> [Work to be completed]: The records underneath are to be repeated exactly, with the pictures left out.

> [Provided data]:

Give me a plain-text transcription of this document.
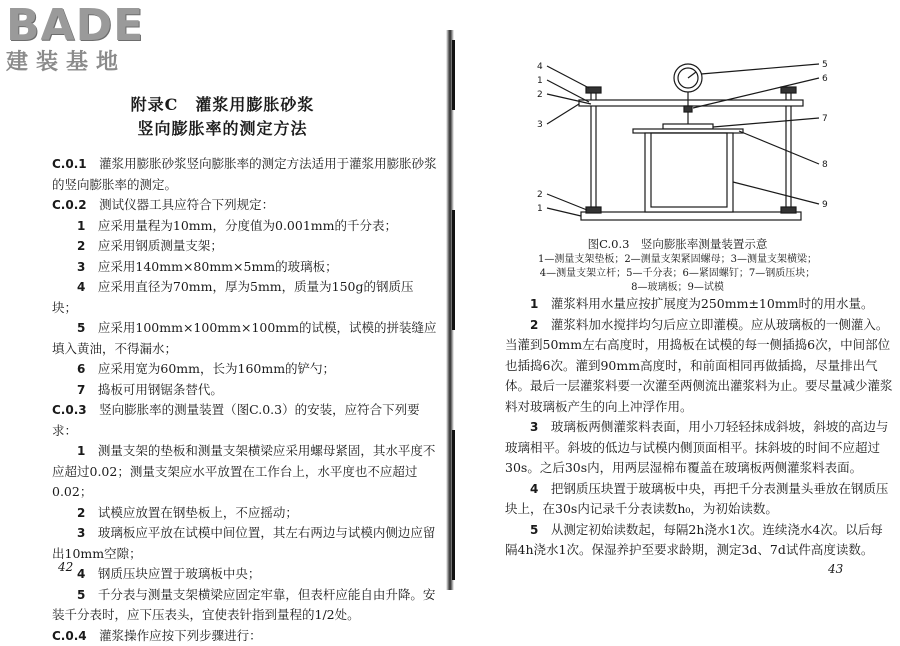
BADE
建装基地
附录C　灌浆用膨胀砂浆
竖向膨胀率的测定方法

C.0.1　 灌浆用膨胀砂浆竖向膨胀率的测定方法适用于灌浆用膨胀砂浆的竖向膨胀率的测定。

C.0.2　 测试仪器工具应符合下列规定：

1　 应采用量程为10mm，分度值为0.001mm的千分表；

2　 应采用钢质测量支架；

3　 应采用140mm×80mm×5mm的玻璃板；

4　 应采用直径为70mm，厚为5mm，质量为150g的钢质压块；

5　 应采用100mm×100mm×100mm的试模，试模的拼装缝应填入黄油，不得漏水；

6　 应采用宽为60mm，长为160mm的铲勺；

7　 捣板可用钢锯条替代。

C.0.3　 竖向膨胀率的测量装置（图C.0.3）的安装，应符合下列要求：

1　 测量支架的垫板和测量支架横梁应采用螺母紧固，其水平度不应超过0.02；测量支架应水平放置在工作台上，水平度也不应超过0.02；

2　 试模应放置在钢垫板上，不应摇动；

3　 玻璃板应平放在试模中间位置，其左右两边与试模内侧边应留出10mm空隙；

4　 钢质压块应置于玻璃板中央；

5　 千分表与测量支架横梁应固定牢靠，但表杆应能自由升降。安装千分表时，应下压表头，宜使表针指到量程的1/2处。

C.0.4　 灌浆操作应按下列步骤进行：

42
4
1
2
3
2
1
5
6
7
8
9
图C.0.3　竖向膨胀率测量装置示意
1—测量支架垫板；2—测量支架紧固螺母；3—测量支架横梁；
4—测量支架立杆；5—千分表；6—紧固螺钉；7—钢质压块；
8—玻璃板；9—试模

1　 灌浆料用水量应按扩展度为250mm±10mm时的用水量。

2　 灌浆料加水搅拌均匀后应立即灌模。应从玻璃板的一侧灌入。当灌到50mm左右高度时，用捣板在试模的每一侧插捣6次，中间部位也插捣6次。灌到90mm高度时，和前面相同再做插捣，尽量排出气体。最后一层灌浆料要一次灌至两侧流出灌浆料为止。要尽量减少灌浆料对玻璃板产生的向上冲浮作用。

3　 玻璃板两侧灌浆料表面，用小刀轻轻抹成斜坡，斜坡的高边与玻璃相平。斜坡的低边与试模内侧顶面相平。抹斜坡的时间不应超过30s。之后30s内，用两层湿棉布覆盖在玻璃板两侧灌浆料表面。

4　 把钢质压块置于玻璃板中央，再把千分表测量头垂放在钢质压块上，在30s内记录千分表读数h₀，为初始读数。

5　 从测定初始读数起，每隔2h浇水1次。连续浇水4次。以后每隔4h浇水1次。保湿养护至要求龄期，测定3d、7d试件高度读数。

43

> [Response for this exercise]:
Give me a plain-text transcription of this document.
BADE
建装基地
附录C　灌浆用膨胀砂浆
竖向膨胀率的测定方法

C.0.1　 灌浆用膨胀砂浆竖向膨胀率的测定方法适用于灌浆用膨胀砂浆的竖向膨胀率的测定。

C.0.2　 测试仪器工具应符合下列规定：

1　 应采用量程为10mm，分度值为0.001mm的千分表；

2　 应采用钢质测量支架；

3　 应采用140mm×80mm×5mm的玻璃板；

4　 应采用直径为70mm，厚为5mm，质量为150g的钢质压块；

5　 应采用100mm×100mm×100mm的试模，试模的拼装缝应填入黄油，不得漏水；

6　 应采用宽为60mm，长为160mm的铲勺；

7　 捣板可用钢锯条替代。

C.0.3　 竖向膨胀率的测量装置（图C.0.3）的安装，应符合下列要求：

1　 测量支架的垫板和测量支架横梁应采用螺母紧固，其水平度不应超过0.02；测量支架应水平放置在工作台上，水平度也不应超过0.02；

2　 试模应放置在钢垫板上，不应摇动；

3　 玻璃板应平放在试模中间位置，其左右两边与试模内侧边应留出10mm空隙；

4　 钢质压块应置于玻璃板中央；

5　 千分表与测量支架横梁应固定牢靠，但表杆应能自由升降。安装千分表时，应下压表头，宜使表针指到量程的1/2处。

C.0.4　 灌浆操作应按下列步骤进行：

42
4
1
2
3
2
1
5
6
7
8
9
图C.0.3　竖向膨胀率测量装置示意
1—测量支架垫板；2—测量支架紧固螺母；3—测量支架横梁；
4—测量支架立杆；5—千分表；6—紧固螺钉；7—钢质压块；
8—玻璃板；9—试模

1　 灌浆料用水量应按扩展度为250mm±10mm时的用水量。

2　 灌浆料加水搅拌均匀后应立即灌模。应从玻璃板的一侧灌入。当灌到50mm左右高度时，用捣板在试模的每一侧插捣6次，中间部位也插捣6次。灌到90mm高度时，和前面相同再做插捣，尽量排出气体。最后一层灌浆料要一次灌至两侧流出灌浆料为止。要尽量减少灌浆料对玻璃板产生的向上冲浮作用。

3　 玻璃板两侧灌浆料表面，用小刀轻轻抹成斜坡，斜坡的高边与玻璃相平。斜坡的低边与试模内侧顶面相平。抹斜坡的时间不应超过30s。之后30s内，用两层湿棉布覆盖在玻璃板两侧灌浆料表面。

4　 把钢质压块置于玻璃板中央，再把千分表测量头垂放在钢质压块上，在30s内记录千分表读数h₀，为初始读数。

5　 从测定初始读数起，每隔2h浇水1次。连续浇水4次。以后每隔4h浇水1次。保湿养护至要求龄期，测定3d、7d试件高度读数。

43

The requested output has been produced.